### Stored data
'''

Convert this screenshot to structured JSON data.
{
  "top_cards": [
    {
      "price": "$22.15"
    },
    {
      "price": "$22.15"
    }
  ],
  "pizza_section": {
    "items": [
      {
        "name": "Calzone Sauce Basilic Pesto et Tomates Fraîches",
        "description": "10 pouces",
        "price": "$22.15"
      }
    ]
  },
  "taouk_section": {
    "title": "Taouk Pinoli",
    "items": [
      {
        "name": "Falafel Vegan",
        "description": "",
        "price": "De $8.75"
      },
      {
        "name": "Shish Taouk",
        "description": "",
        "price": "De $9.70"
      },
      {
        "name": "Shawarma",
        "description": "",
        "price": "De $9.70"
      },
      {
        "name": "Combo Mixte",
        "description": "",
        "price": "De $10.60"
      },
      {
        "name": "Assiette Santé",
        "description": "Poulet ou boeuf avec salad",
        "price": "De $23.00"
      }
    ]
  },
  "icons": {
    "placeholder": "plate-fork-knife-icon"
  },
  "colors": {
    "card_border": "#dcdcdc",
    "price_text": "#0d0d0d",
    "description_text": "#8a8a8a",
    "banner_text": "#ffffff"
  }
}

'''

### Exercise prompt
Reproduce each entry exactly, leaving out nothing.

### Full output
Convert this screenshot to structured JSON data.
{
  "top_cards": [
    {
      "price": "$22.15"
    },
    {
      "price": "$22.15"
    }
  ],
  "pizza_section": {
    "items": [
      {
        "name": "Calzone Sauce Basilic Pesto et Tomates Fraîches",
        "description": "10 pouces",
        "price": "$22.15"
      }
    ]
  },
  "taouk_section": {
    "title": "Taouk Pinoli",
    "items": [
      {
        "name": "Falafel Vegan",
        "description": "",
        "price": "De $8.75"
      },
      {
        "name": "Shish Taouk",
        "description": "",
        "price": "De $9.70"
      },
      {
        "name": "Shawarma",
        "description": "",
        "price": "De $9.70"
      },
      {
        "name": "Combo Mixte",
        "description": "",
        "price": "De $10.60"
      },
      {
        "name": "Assiette Santé",
        "description": "Poulet ou boeuf avec salad",
        "price": "De $23.00"
      }
    ]
  },
  "icons": {
    "placeholder": "plate-fork-knife-icon"
  },
  "colors": {
    "card_border": "#dcdcdc",
    "price_text": "#0d0d0d",
    "description_text": "#8a8a8a",
    "banner_text": "#ffffff"
  }
}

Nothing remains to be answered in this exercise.